• What to work on: What follows is a block of records; reproduce all of it verbatim.

-- BEGIN Records for this task --

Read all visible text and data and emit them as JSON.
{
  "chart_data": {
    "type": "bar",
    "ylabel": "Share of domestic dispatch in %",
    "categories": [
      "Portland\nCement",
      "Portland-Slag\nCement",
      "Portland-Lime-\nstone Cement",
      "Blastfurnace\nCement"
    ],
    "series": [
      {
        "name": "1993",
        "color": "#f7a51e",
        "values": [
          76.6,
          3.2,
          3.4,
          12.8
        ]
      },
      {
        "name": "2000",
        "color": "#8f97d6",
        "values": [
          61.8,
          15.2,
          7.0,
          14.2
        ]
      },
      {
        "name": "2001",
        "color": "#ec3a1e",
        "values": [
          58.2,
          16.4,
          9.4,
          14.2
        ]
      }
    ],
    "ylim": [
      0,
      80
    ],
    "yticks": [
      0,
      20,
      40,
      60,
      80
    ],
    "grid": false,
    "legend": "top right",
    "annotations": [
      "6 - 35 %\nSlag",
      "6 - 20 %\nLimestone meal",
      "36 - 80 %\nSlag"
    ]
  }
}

-- END Records for this task --

• Full answer:
Read all visible text and data and emit them as JSON.
{
  "chart_data": {
    "type": "bar",
    "ylabel": "Share of domestic dispatch in %",
    "categories": [
      "Portland\nCement",
      "Portland-Slag\nCement",
      "Portland-Lime-\nstone Cement",
      "Blastfurnace\nCement"
    ],
    "series": [
      {
        "name": "1993",
        "color": "#f7a51e",
        "values": [
          76.6,
          3.2,
          3.4,
          12.8
        ]
      },
      {
        "name": "2000",
        "color": "#8f97d6",
        "values": [
          61.8,
          15.2,
          7.0,
          14.2
        ]
      },
      {
        "name": "2001",
        "color": "#ec3a1e",
        "values": [
          58.2,
          16.4,
          9.4,
          14.2
        ]
      }
    ],
    "ylim": [
      0,
      80
    ],
    "yticks": [
      0,
      20,
      40,
      60,
      80
    ],
    "grid": false,
    "legend": "top right",
    "annotations": [
      "6 - 35 %\nSlag",
      "6 - 20 %\nLimestone meal",
      "36 - 80 %\nSlag"
    ]
  }
}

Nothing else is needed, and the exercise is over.